WORK TO BE COMPLETED
All lines of the entries with "staining" in them must be listed.
SUPPLIED MATERIAL START
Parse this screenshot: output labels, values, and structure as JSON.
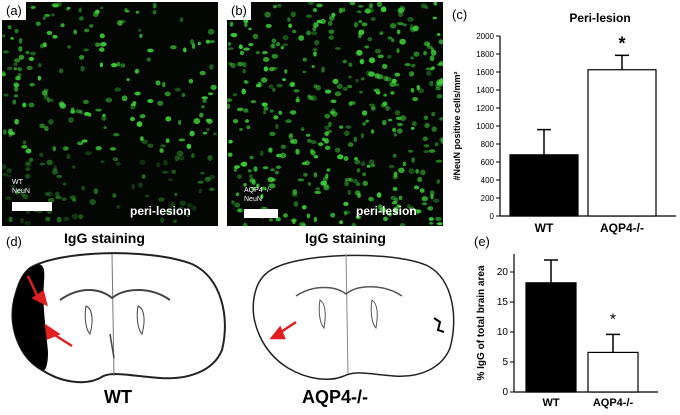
{
  "panel_a": {
    "letter": "(a)",
    "label_line1": "WT",
    "label_line2": "NeuN",
    "region_text": "peri-lesion",
    "cell_color": "#3fd23a"
  },
  "panel_b": {
    "letter": "(b)",
    "label_line1": "AQP4 -/-",
    "label_line2": "NeuN",
    "region_text": "peri-lesion",
    "cell_color": "#3fd23a"
  },
  "panel_c": {
    "letter": "(c)",
    "significance_mark": "*"
  },
  "panel_d": {
    "letter": "(d)",
    "left_title": "IgG staining",
    "right_title": "IgG staining",
    "left_label": "WT",
    "right_label": "AQP4-/-",
    "arrow_color": "#e02020"
  },
  "panel_e": {
    "letter": "(e)",
    "significance_mark": "*"
  },
  "chart_data": [
    {
      "type": "bar",
      "title": "Peri-lesion",
      "categories": [
        "WT",
        "AQP4-/-"
      ],
      "values": [
        680,
        1625
      ],
      "errors": [
        280,
        160
      ],
      "bar_fill": [
        "#000000",
        "#ffffff"
      ],
      "ylabel": "#NeuN positive cells/mm²",
      "ylim": [
        0,
        2000
      ],
      "yticks": [
        "0",
        "200",
        "400",
        "600",
        "800",
        "1000",
        "1200",
        "1400",
        "1600",
        "1800",
        "2000"
      ],
      "grid": false
    },
    {
      "type": "bar",
      "title": "",
      "categories": [
        "WT",
        "AQP4-/-"
      ],
      "values": [
        18.2,
        6.6
      ],
      "errors": [
        3.8,
        3.0
      ],
      "bar_fill": [
        "#000000",
        "#ffffff"
      ],
      "ylabel": "% IgG of total brain area",
      "ylim": [
        0,
        23
      ],
      "yticks": [
        "0",
        "5",
        "10",
        "15",
        "20"
      ],
      "grid": false
    }
  ]
}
SUPPLIED MATERIAL END
ANSWER BOX
    "left_title": "IgG staining",
    "right_title": "IgG staining",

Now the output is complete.